## [Article]
For more than 40 years, Oliver O'Reilly's shoelaces have been coming untied pretty much every day. And for most of those 40 years O'Reilly didn't think too much about it.
But then, about a decade ago, his daughter Anna was learning to tie her shoes, and O'Reilly decided his shoelace problem wasn't worth passing on to another generation.
"I didn't want her to inherit my problems, so I went online and found some really helpful videos to teach me how to tie her shoelaces," he says.
Perhaps if O'Reilly had had a different job, that's where the shoelace problem would have stopped. But Oliver O'Reilly is a professor of mechanical engineering at the University of California, Berkeley, and as he looked at videos of shoelace knots, he started wondering why they came untied in day-to-day life.
"That problem always stuck in my mind," he says.
Now, he and two graduate students have published a paper, in Proceedings Of The Royal Society A, titled "The roles of impact and inertia in the failure of a shoelace knot."
To study how shoelaces untie themselves, the team did a handful of experiments. "We did all sorts of stuff," says graduate student and co-author Christine Gregg. "We ran on treadmills. We swung our legs back and forth while sitting on tables, to take the impact out of the equation. We just stomped our feet like Frankenstein."
In all, they estimate it was well over 100 hours of testing, over about two years.
"We were wandering the halls of the mechanical engineering building just staring at our shoes, watching them come untied," Gregg says.
Gregg's feet are featured in this slow-motion video the team shot at the campus gym.
Chris Daily-Diamond, the third co-author, shot the video and did a lot of the legwork (pun intended) on the experiments.
Based on the video, and the other tests they did on shoelace knots, the team says two things happen when a lace comes untied. First, the impact of the shoe on the ground loosens the knot. With the knot loosened, the whipping of the free ends of the laces — as the leg swings back and forth — makes the laces slip.
As the foot hits the ground and the laces swing repeatedly, the knot loses integrity until, in a matter of seconds, it fails altogether.
The researchers also have some advice to keep shoes from coming untied. It's all in how you tie the knot.
Basically, there are two similar ways to tie your shoelaces in a bow. The knots look almost identical, but one is significantly stronger than the other. Here's a diagram the researchers made of how the knots differ.
The easiest way to tell if you're tying a strong bow or a weak one is by looking at how the finished bow naturally lies on your shoe. If it lies across the shoe, perpendicular to your foot, it's the stronger knot. If it lies down the top of your shoe, parallel to your foot, it's the weaker knot.
If you find (as all three researchers and I did) that you are habitually tying the weaker version on your own shoes, Gregg says there is a theoretically simple way to fix it.

## [Dataset extract]
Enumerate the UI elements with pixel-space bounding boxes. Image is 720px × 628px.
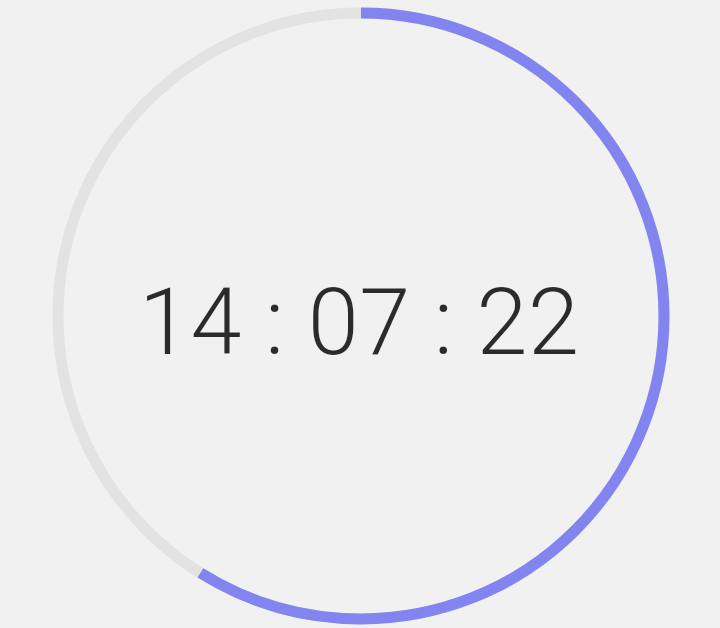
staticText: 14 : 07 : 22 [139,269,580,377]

---

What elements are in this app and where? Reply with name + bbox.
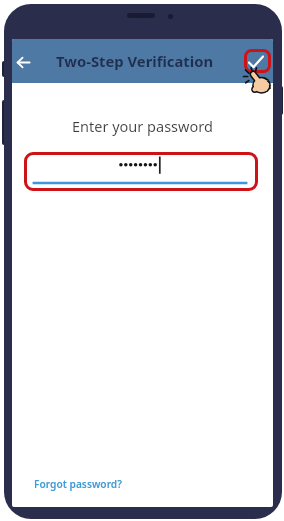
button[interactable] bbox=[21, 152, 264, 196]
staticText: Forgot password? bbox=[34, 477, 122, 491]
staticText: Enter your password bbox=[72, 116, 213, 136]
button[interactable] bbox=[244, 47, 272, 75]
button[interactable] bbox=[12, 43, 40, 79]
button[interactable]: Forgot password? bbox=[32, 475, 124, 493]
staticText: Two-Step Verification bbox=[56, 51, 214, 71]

## [Instructions for the task]
Rewrite everything from "Basically, there are" down to "the knots differ." in the shoelace article, changing "almost identical" to "nearly the same". The records have nothing to do with the shoelace article.

## [Exercise solution]
Basically, there are two similar ways to tie your shoelaces in a bow. The knots look nearly the same, but one is significantly stronger than the other. Here's a diagram the researchers made of how the knots differ.